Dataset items
--------------------------------
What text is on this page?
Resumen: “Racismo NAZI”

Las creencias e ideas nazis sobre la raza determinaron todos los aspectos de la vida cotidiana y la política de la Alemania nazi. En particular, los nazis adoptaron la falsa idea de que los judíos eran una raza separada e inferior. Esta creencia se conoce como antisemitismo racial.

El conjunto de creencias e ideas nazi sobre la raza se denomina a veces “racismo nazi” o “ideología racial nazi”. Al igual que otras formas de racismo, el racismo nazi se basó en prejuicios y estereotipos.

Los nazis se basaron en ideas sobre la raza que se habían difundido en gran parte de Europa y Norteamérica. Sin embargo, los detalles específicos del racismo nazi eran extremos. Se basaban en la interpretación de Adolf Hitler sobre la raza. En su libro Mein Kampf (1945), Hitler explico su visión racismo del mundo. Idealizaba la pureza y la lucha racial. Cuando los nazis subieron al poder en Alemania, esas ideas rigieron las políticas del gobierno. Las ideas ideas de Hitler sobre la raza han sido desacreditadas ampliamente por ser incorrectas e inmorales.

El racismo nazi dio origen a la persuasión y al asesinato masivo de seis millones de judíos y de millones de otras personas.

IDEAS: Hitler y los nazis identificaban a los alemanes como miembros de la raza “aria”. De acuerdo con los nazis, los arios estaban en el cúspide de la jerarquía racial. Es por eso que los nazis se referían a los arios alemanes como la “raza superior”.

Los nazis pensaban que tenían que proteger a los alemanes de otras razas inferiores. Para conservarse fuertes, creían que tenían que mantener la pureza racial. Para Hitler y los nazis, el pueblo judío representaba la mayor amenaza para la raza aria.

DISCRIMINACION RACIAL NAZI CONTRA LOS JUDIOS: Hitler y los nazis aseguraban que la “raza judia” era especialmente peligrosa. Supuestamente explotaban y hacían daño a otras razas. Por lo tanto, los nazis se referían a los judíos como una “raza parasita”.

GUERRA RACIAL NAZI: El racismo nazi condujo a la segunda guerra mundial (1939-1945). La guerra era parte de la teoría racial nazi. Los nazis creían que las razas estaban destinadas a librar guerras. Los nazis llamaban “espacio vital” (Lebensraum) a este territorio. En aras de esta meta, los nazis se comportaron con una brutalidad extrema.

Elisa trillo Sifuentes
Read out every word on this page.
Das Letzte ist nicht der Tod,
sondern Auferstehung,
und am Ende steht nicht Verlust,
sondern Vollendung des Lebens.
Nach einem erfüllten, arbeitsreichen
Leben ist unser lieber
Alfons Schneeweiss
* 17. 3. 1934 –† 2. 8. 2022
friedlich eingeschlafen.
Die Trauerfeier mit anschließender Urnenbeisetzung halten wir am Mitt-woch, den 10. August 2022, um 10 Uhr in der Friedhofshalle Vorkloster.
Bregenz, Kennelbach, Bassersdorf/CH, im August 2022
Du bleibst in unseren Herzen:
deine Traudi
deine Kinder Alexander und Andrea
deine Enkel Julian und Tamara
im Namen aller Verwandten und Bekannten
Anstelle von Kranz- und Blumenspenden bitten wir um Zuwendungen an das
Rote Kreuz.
--------------------------------
> [WRITTEN TASK]
Quote the material exactly, leaving nothing out.

> [EXPECTED ANSWER]
What text is on this page?
Resumen: “Racismo NAZI”

Las creencias e ideas nazis sobre la raza determinaron todos los aspectos de la vida cotidiana y la política de la Alemania nazi. En particular, los nazis adoptaron la falsa idea de que los judíos eran una raza separada e inferior. Esta creencia se conoce como antisemitismo racial.

El conjunto de creencias e ideas nazi sobre la raza se denomina a veces “racismo nazi” o “ideología racial nazi”. Al igual que otras formas de racismo, el racismo nazi se basó en prejuicios y estereotipos.

Los nazis se basaron en ideas sobre la raza que se habían difundido en gran parte de Europa y Norteamérica. Sin embargo, los detalles específicos del racismo nazi eran extremos. Se basaban en la interpretación de Adolf Hitler sobre la raza. En su libro Mein Kampf (1945), Hitler explico su visión racismo del mundo. Idealizaba la pureza y la lucha racial. Cuando los nazis subieron al poder en Alemania, esas ideas rigieron las políticas del gobierno. Las ideas ideas de Hitler sobre la raza han sido desacreditadas ampliamente por ser incorrectas e inmorales.

El racismo nazi dio origen a la persuasión y al asesinato masivo de seis millones de judíos y de millones de otras personas.

IDEAS: Hitler y los nazis identificaban a los alemanes como miembros de la raza “aria”. De acuerdo con los nazis, los arios estaban en el cúspide de la jerarquía racial. Es por eso que los nazis se referían a los arios alemanes como la “raza superior”.

Los nazis pensaban que tenían que proteger a los alemanes de otras razas inferiores. Para conservarse fuertes, creían que tenían que mantener la pureza racial. Para Hitler y los nazis, el pueblo judío representaba la mayor amenaza para la raza aria.

DISCRIMINACION RACIAL NAZI CONTRA LOS JUDIOS: Hitler y los nazis aseguraban que la “raza judia” era especialmente peligrosa. Supuestamente explotaban y hacían daño a otras razas. Por lo tanto, los nazis se referían a los judíos como una “raza parasita”.

GUERRA RACIAL NAZI: El racismo nazi condujo a la segunda guerra mundial (1939-1945). La guerra era parte de la teoría racial nazi. Los nazis creían que las razas estaban destinadas a librar guerras. Los nazis llamaban “espacio vital” (Lebensraum) a este territorio. En aras de esta meta, los nazis se comportaron con una brutalidad extrema.

Elisa trillo Sifuentes
Read out every word on this page.
Das Letzte ist nicht der Tod,
sondern Auferstehung,
und am Ende steht nicht Verlust,
sondern Vollendung des Lebens.
Nach einem erfüllten, arbeitsreichen
Leben ist unser lieber
Alfons Schneeweiss
* 17. 3. 1934 –† 2. 8. 2022
friedlich eingeschlafen.
Die Trauerfeier mit anschließender Urnenbeisetzung halten wir am Mitt-woch, den 10. August 2022, um 10 Uhr in der Friedhofshalle Vorkloster.
Bregenz, Kennelbach, Bassersdorf/CH, im August 2022
Du bleibst in unseren Herzen:
deine Traudi
deine Kinder Alexander und Andrea
deine Enkel Julian und Tamara
im Namen aller Verwandten und Bekannten
Anstelle von Kranz- und Blumenspenden bitten wir um Zuwendungen an das
Rote Kreuz.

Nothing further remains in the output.